• Problem details
Copy out every line of the rows below word for word, leaving out the pictures.

>>

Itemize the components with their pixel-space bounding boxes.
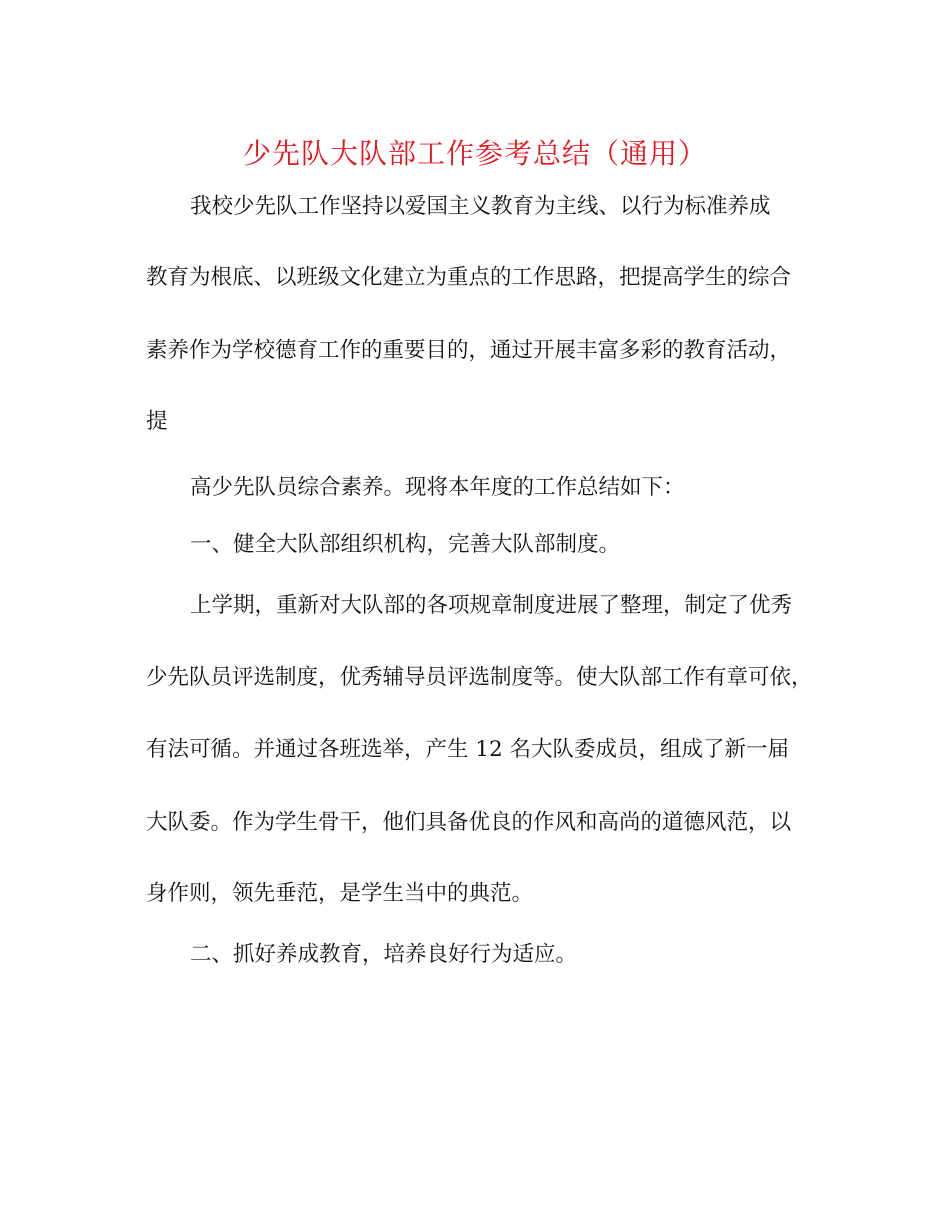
document-title: 少先队大队部工作参考总结（通用） (242, 137, 707, 170)
paragraph-line: 有法可循。并通过各班选举，产生 12 名大队委成员，组成了新一届 (146, 737, 790, 762)
paragraph-line: 素养作为学校德育工作的重要目的，通过开展丰富多彩的教育活动， (146, 338, 792, 363)
section-heading: 二、抓好养成教育，培养良好行为适应。 (190, 942, 578, 967)
paragraph-line: 高少先队员综合素养。现将本年度的工作总结如下： (190, 475, 685, 500)
paragraph-line: 我校少先队工作坚持以爱国主义教育为主线、以行为标准养成 (190, 194, 771, 219)
paragraph-line: 少先队员评选制度，优秀辅导员评选制度等。使大队部工作有章可依， (146, 665, 813, 690)
section-heading: 一、健全大队部组织机构，完善大队部制度。 (190, 532, 621, 557)
paragraph-line: 大队委。作为学生骨干，他们具备优良的作风和高尚的道德风范，以 (146, 810, 792, 835)
paragraph-line: 身作则，领先垂范，是学生当中的典范。 (146, 881, 534, 906)
paragraph-line: 提 (146, 409, 168, 434)
paragraph-line: 教育为根底、以班级文化建立为重点的工作思路，把提高学生的综合 (146, 265, 792, 290)
paragraph-line: 上学期，重新对大队部的各项规章制度进展了整理，制定了优秀 (190, 593, 793, 618)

<<

• Solution for this problem
Itemize the components with their pixel-space bounding boxes.
document-title: 少先队大队部工作参考总结（通用） (242, 137, 707, 170)
paragraph-line: 有法可循。并通过各班选举，产生 12 名大队委成员，组成了新一届 (146, 737, 790, 762)
paragraph-line: 素养作为学校德育工作的重要目的，通过开展丰富多彩的教育活动， (146, 338, 792, 363)
section-heading: 二、抓好养成教育，培养良好行为适应。 (190, 942, 578, 967)
paragraph-line: 高少先队员综合素养。现将本年度的工作总结如下： (190, 475, 685, 500)
paragraph-line: 我校少先队工作坚持以爱国主义教育为主线、以行为标准养成 (190, 194, 771, 219)
paragraph-line: 少先队员评选制度，优秀辅导员评选制度等。使大队部工作有章可依， (146, 665, 813, 690)
section-heading: 一、健全大队部组织机构，完善大队部制度。 (190, 532, 621, 557)
paragraph-line: 大队委。作为学生骨干，他们具备优良的作风和高尚的道德风范，以 (146, 810, 792, 835)
paragraph-line: 身作则，领先垂范，是学生当中的典范。 (146, 881, 534, 906)
paragraph-line: 提 (146, 409, 168, 434)
paragraph-line: 教育为根底、以班级文化建立为重点的工作思路，把提高学生的综合 (146, 265, 792, 290)
paragraph-line: 上学期，重新对大队部的各项规章制度进展了整理，制定了优秀 (190, 593, 793, 618)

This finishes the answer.